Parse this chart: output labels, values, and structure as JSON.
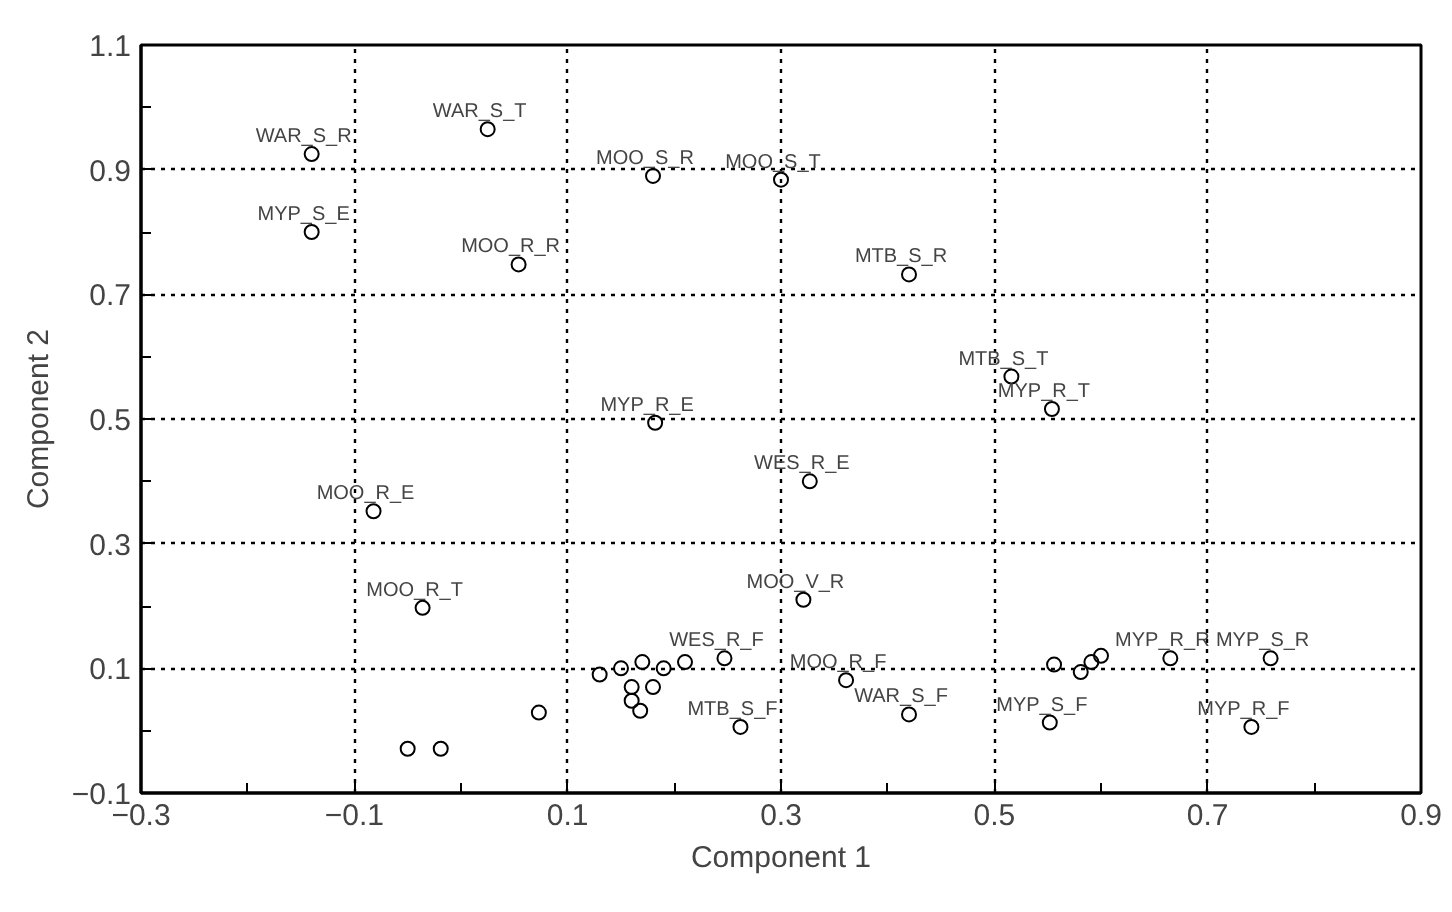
{
  "chart_data": {
    "type": "scatter",
    "xlabel": "Component 1",
    "ylabel": "Component 2",
    "marker": "circle",
    "grid": true,
    "color": "#000000",
    "xlim": [
      -0.3,
      0.9
    ],
    "ylim": [
      -0.1,
      1.1
    ],
    "xticks": [
      {
        "value": -0.3,
        "label": "−0.3"
      },
      {
        "value": -0.2,
        "label": null
      },
      {
        "value": -0.1,
        "label": "−0.1"
      },
      {
        "value": 0,
        "label": null
      },
      0.1,
      {
        "value": 0.2,
        "label": null
      },
      0.3,
      {
        "value": 0.4,
        "label": null
      },
      0.5,
      {
        "value": 0.6,
        "label": null
      },
      0.7,
      {
        "value": 0.8,
        "label": null
      },
      0.9
    ],
    "yticks": [
      {
        "value": -0.1,
        "label": "−0.1"
      },
      {
        "value": 0,
        "label": null
      },
      0.1,
      {
        "value": 0.2,
        "label": null
      },
      0.3,
      {
        "value": 0.4,
        "label": null
      },
      0.5,
      {
        "value": 0.6,
        "label": null
      },
      0.7,
      {
        "value": 0.8,
        "label": null
      },
      0.9,
      {
        "value": 1.0,
        "label": null
      },
      1.1
    ],
    "x": [
      -0.14,
      0.025,
      0.18,
      0.3,
      -0.14,
      0.054,
      0.42,
      0.516,
      0.554,
      0.182,
      0.327,
      -0.082,
      -0.036,
      0.321,
      -0.05,
      -0.019,
      0.247,
      0.073,
      0.262,
      0.13,
      0.15,
      0.17,
      0.19,
      0.21,
      0.16,
      0.18,
      0.16,
      0.168,
      0.361,
      0.42,
      0.552,
      0.741,
      0.759,
      0.665,
      0.556,
      0.581,
      0.591,
      0.6
    ],
    "values": [
      0.925,
      0.965,
      0.89,
      0.884,
      0.8,
      0.748,
      0.732,
      0.568,
      0.516,
      0.494,
      0.4,
      0.352,
      0.197,
      0.21,
      -0.029,
      -0.029,
      0.116,
      0.029,
      0.006,
      0.09,
      0.1,
      0.11,
      0.1,
      0.11,
      0.07,
      0.07,
      0.048,
      0.032,
      0.081,
      0.026,
      0.013,
      0.006,
      0.116,
      0.116,
      0.106,
      0.094,
      0.11,
      0.12
    ],
    "annotations": [
      {
        "text": "WAR_S_R",
        "x": -0.14,
        "y": 0.925
      },
      {
        "text": "WAR_S_T",
        "x": 0.025,
        "y": 0.965
      },
      {
        "text": "MOO_S_R",
        "x": 0.18,
        "y": 0.89
      },
      {
        "text": "MOO_S_T",
        "x": 0.3,
        "y": 0.884
      },
      {
        "text": "MYP_S_E",
        "x": -0.14,
        "y": 0.8
      },
      {
        "text": "MOO_R_R",
        "x": 0.054,
        "y": 0.748
      },
      {
        "text": "MTB_S_R",
        "x": 0.42,
        "y": 0.732
      },
      {
        "text": "MTB_S_T",
        "x": 0.516,
        "y": 0.568
      },
      {
        "text": "MYP_R_T",
        "x": 0.554,
        "y": 0.516
      },
      {
        "text": "MYP_R_E",
        "x": 0.182,
        "y": 0.494
      },
      {
        "text": "WES_R_E",
        "x": 0.327,
        "y": 0.4
      },
      {
        "text": "MOO_R_E",
        "x": -0.082,
        "y": 0.352
      },
      {
        "text": "MOO_R_T",
        "x": -0.036,
        "y": 0.197
      },
      {
        "text": "MOO_V_R",
        "x": 0.321,
        "y": 0.21
      },
      {
        "text": "WES_R_F",
        "x": 0.247,
        "y": 0.116
      },
      {
        "text": "MTB_S_F",
        "x": 0.262,
        "y": 0.006
      },
      {
        "text": "MOO_R_F",
        "x": 0.361,
        "y": 0.081
      },
      {
        "text": "WAR_S_F",
        "x": 0.42,
        "y": 0.026
      },
      {
        "text": "MYP_S_F",
        "x": 0.552,
        "y": 0.013
      },
      {
        "text": "MYP_R_F",
        "x": 0.741,
        "y": 0.006
      },
      {
        "text": "MYP_S_R",
        "x": 0.759,
        "y": 0.116
      },
      {
        "text": "MYP_R_R",
        "x": 0.665,
        "y": 0.116
      }
    ]
  }
}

***

(Instruction): Repeat each record exactly, with the pictures left out.

(Response to this task):
Parse this chart: output labels, values, and structure as JSON.
{
  "chart_data": {
    "type": "scatter",
    "xlabel": "Component 1",
    "ylabel": "Component 2",
    "marker": "circle",
    "grid": true,
    "color": "#000000",
    "xlim": [
      -0.3,
      0.9
    ],
    "ylim": [
      -0.1,
      1.1
    ],
    "xticks": [
      {
        "value": -0.3,
        "label": "−0.3"
      },
      {
        "value": -0.2,
        "label": null
      },
      {
        "value": -0.1,
        "label": "−0.1"
      },
      {
        "value": 0,
        "label": null
      },
      0.1,
      {
        "value": 0.2,
        "label": null
      },
      0.3,
      {
        "value": 0.4,
        "label": null
      },
      0.5,
      {
        "value": 0.6,
        "label": null
      },
      0.7,
      {
        "value": 0.8,
        "label": null
      },
      0.9
    ],
    "yticks": [
      {
        "value": -0.1,
        "label": "−0.1"
      },
      {
        "value": 0,
        "label": null
      },
      0.1,
      {
        "value": 0.2,
        "label": null
      },
      0.3,
      {
        "value": 0.4,
        "label": null
      },
      0.5,
      {
        "value": 0.6,
        "label": null
      },
      0.7,
      {
        "value": 0.8,
        "label": null
      },
      0.9,
      {
        "value": 1.0,
        "label": null
      },
      1.1
    ],
    "x": [
      -0.14,
      0.025,
      0.18,
      0.3,
      -0.14,
      0.054,
      0.42,
      0.516,
      0.554,
      0.182,
      0.327,
      -0.082,
      -0.036,
      0.321,
      -0.05,
      -0.019,
      0.247,
      0.073,
      0.262,
      0.13,
      0.15,
      0.17,
      0.19,
      0.21,
      0.16,
      0.18,
      0.16,
      0.168,
      0.361,
      0.42,
      0.552,
      0.741,
      0.759,
      0.665,
      0.556,
      0.581,
      0.591,
      0.6
    ],
    "values": [
      0.925,
      0.965,
      0.89,
      0.884,
      0.8,
      0.748,
      0.732,
      0.568,
      0.516,
      0.494,
      0.4,
      0.352,
      0.197,
      0.21,
      -0.029,
      -0.029,
      0.116,
      0.029,
      0.006,
      0.09,
      0.1,
      0.11,
      0.1,
      0.11,
      0.07,
      0.07,
      0.048,
      0.032,
      0.081,
      0.026,
      0.013,
      0.006,
      0.116,
      0.116,
      0.106,
      0.094,
      0.11,
      0.12
    ],
    "annotations": [
      {
        "text": "WAR_S_R",
        "x": -0.14,
        "y": 0.925
      },
      {
        "text": "WAR_S_T",
        "x": 0.025,
        "y": 0.965
      },
      {
        "text": "MOO_S_R",
        "x": 0.18,
        "y": 0.89
      },
      {
        "text": "MOO_S_T",
        "x": 0.3,
        "y": 0.884
      },
      {
        "text": "MYP_S_E",
        "x": -0.14,
        "y": 0.8
      },
      {
        "text": "MOO_R_R",
        "x": 0.054,
        "y": 0.748
      },
      {
        "text": "MTB_S_R",
        "x": 0.42,
        "y": 0.732
      },
      {
        "text": "MTB_S_T",
        "x": 0.516,
        "y": 0.568
      },
      {
        "text": "MYP_R_T",
        "x": 0.554,
        "y": 0.516
      },
      {
        "text": "MYP_R_E",
        "x": 0.182,
        "y": 0.494
      },
      {
        "text": "WES_R_E",
        "x": 0.327,
        "y": 0.4
      },
      {
        "text": "MOO_R_E",
        "x": -0.082,
        "y": 0.352
      },
      {
        "text": "MOO_R_T",
        "x": -0.036,
        "y": 0.197
      },
      {
        "text": "MOO_V_R",
        "x": 0.321,
        "y": 0.21
      },
      {
        "text": "WES_R_F",
        "x": 0.247,
        "y": 0.116
      },
      {
        "text": "MTB_S_F",
        "x": 0.262,
        "y": 0.006
      },
      {
        "text": "MOO_R_F",
        "x": 0.361,
        "y": 0.081
      },
      {
        "text": "WAR_S_F",
        "x": 0.42,
        "y": 0.026
      },
      {
        "text": "MYP_S_F",
        "x": 0.552,
        "y": 0.013
      },
      {
        "text": "MYP_R_F",
        "x": 0.741,
        "y": 0.006
      },
      {
        "text": "MYP_S_R",
        "x": 0.759,
        "y": 0.116
      },
      {
        "text": "MYP_R_R",
        "x": 0.665,
        "y": 0.116
      }
    ]
  }
}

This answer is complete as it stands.